GIVEN RECORDS -
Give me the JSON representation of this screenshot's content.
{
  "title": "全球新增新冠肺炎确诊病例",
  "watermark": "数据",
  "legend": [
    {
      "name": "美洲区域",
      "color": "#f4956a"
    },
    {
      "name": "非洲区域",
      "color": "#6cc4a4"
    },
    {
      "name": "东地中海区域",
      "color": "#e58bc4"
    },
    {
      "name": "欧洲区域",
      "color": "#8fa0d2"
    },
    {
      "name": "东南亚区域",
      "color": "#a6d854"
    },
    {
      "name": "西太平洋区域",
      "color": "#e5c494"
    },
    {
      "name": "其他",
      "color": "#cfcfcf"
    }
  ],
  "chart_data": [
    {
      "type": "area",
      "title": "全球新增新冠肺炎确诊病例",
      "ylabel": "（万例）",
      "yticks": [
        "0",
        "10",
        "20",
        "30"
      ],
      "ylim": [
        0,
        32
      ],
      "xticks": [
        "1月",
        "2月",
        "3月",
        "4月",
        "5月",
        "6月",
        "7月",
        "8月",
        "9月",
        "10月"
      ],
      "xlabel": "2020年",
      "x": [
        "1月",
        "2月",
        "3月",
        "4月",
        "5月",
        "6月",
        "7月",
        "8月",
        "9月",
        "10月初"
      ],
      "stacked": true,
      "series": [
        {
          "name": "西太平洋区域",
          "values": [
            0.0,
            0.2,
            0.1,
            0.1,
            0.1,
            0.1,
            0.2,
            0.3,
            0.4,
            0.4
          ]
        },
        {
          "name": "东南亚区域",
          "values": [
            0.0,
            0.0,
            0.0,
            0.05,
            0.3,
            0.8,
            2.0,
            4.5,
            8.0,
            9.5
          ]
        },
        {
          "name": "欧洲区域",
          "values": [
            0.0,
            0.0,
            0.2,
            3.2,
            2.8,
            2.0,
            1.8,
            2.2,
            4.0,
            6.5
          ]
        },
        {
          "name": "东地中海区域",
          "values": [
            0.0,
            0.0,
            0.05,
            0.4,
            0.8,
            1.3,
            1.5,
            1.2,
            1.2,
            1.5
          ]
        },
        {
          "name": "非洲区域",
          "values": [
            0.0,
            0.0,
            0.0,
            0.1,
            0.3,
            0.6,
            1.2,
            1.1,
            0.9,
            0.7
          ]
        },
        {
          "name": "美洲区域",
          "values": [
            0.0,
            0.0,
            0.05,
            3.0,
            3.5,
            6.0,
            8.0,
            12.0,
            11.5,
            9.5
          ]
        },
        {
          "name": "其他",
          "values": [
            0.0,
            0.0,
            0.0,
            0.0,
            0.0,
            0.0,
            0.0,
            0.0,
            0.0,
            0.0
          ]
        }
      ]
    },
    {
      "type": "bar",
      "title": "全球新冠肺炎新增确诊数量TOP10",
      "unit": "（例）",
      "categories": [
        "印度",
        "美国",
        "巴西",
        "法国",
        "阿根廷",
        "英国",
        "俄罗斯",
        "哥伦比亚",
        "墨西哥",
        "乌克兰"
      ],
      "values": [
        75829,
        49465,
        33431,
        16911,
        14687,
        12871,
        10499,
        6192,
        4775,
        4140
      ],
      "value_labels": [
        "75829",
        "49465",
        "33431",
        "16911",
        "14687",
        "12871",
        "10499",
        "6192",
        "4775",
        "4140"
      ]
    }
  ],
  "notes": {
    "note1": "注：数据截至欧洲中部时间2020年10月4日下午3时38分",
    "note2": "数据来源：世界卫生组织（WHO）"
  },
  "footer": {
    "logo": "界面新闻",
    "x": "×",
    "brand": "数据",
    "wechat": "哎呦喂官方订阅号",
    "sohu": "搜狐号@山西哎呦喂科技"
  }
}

WHAT THIS TASK INVOLVES - Please repeat the listing exactly, with nothing left out.

ANSWER -
Give me the JSON representation of this screenshot's content.
{
  "title": "全球新增新冠肺炎确诊病例",
  "watermark": "数据",
  "legend": [
    {
      "name": "美洲区域",
      "color": "#f4956a"
    },
    {
      "name": "非洲区域",
      "color": "#6cc4a4"
    },
    {
      "name": "东地中海区域",
      "color": "#e58bc4"
    },
    {
      "name": "欧洲区域",
      "color": "#8fa0d2"
    },
    {
      "name": "东南亚区域",
      "color": "#a6d854"
    },
    {
      "name": "西太平洋区域",
      "color": "#e5c494"
    },
    {
      "name": "其他",
      "color": "#cfcfcf"
    }
  ],
  "chart_data": [
    {
      "type": "area",
      "title": "全球新增新冠肺炎确诊病例",
      "ylabel": "（万例）",
      "yticks": [
        "0",
        "10",
        "20",
        "30"
      ],
      "ylim": [
        0,
        32
      ],
      "xticks": [
        "1月",
        "2月",
        "3月",
        "4月",
        "5月",
        "6月",
        "7月",
        "8月",
        "9月",
        "10月"
      ],
      "xlabel": "2020年",
      "x": [
        "1月",
        "2月",
        "3月",
        "4月",
        "5月",
        "6月",
        "7月",
        "8月",
        "9月",
        "10月初"
      ],
      "stacked": true,
      "series": [
        {
          "name": "西太平洋区域",
          "values": [
            0.0,
            0.2,
            0.1,
            0.1,
            0.1,
            0.1,
            0.2,
            0.3,
            0.4,
            0.4
          ]
        },
        {
          "name": "东南亚区域",
          "values": [
            0.0,
            0.0,
            0.0,
            0.05,
            0.3,
            0.8,
            2.0,
            4.5,
            8.0,
            9.5
          ]
        },
        {
          "name": "欧洲区域",
          "values": [
            0.0,
            0.0,
            0.2,
            3.2,
            2.8,
            2.0,
            1.8,
            2.2,
            4.0,
            6.5
          ]
        },
        {
          "name": "东地中海区域",
          "values": [
            0.0,
            0.0,
            0.05,
            0.4,
            0.8,
            1.3,
            1.5,
            1.2,
            1.2,
            1.5
          ]
        },
        {
          "name": "非洲区域",
          "values": [
            0.0,
            0.0,
            0.0,
            0.1,
            0.3,
            0.6,
            1.2,
            1.1,
            0.9,
            0.7
          ]
        },
        {
          "name": "美洲区域",
          "values": [
            0.0,
            0.0,
            0.05,
            3.0,
            3.5,
            6.0,
            8.0,
            12.0,
            11.5,
            9.5
          ]
        },
        {
          "name": "其他",
          "values": [
            0.0,
            0.0,
            0.0,
            0.0,
            0.0,
            0.0,
            0.0,
            0.0,
            0.0,
            0.0
          ]
        }
      ]
    },
    {
      "type": "bar",
      "title": "全球新冠肺炎新增确诊数量TOP10",
      "unit": "（例）",
      "categories": [
        "印度",
        "美国",
        "巴西",
        "法国",
        "阿根廷",
        "英国",
        "俄罗斯",
        "哥伦比亚",
        "墨西哥",
        "乌克兰"
      ],
      "values": [
        75829,
        49465,
        33431,
        16911,
        14687,
        12871,
        10499,
        6192,
        4775,
        4140
      ],
      "value_labels": [
        "75829",
        "49465",
        "33431",
        "16911",
        "14687",
        "12871",
        "10499",
        "6192",
        "4775",
        "4140"
      ]
    }
  ],
  "notes": {
    "note1": "注：数据截至欧洲中部时间2020年10月4日下午3时38分",
    "note2": "数据来源：世界卫生组织（WHO）"
  },
  "footer": {
    "logo": "界面新闻",
    "x": "×",
    "brand": "数据",
    "wechat": "哎呦喂官方订阅号",
    "sohu": "搜狐号@山西哎呦喂科技"
  }
}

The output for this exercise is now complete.